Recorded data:
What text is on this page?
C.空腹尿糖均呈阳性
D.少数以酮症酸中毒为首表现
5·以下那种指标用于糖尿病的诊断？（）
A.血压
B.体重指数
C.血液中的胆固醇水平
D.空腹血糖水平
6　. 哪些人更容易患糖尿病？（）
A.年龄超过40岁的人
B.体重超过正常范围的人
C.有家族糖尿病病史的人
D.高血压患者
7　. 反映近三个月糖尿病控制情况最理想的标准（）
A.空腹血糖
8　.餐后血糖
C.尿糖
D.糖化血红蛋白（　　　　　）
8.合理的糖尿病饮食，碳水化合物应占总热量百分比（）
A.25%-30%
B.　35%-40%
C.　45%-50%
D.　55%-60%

--

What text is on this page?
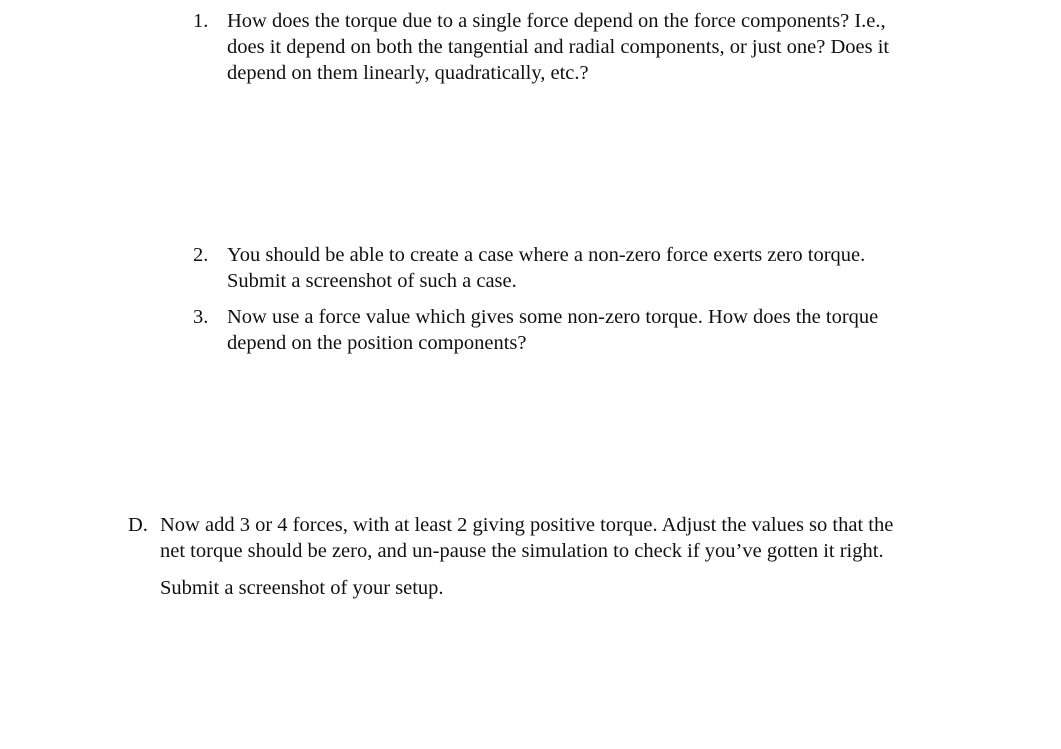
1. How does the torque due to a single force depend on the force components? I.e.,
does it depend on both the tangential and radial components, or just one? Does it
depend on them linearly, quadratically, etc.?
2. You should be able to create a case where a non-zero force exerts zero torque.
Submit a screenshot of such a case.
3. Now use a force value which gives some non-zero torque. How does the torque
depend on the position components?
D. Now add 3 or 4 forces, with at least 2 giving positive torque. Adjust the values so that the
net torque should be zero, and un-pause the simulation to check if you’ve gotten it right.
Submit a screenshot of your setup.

_THE TASK_
Return every line from the records above that holds the word "screenshot".

_WORKED SOLUTION_
Submit a screenshot of such a case.
Submit a screenshot of your setup.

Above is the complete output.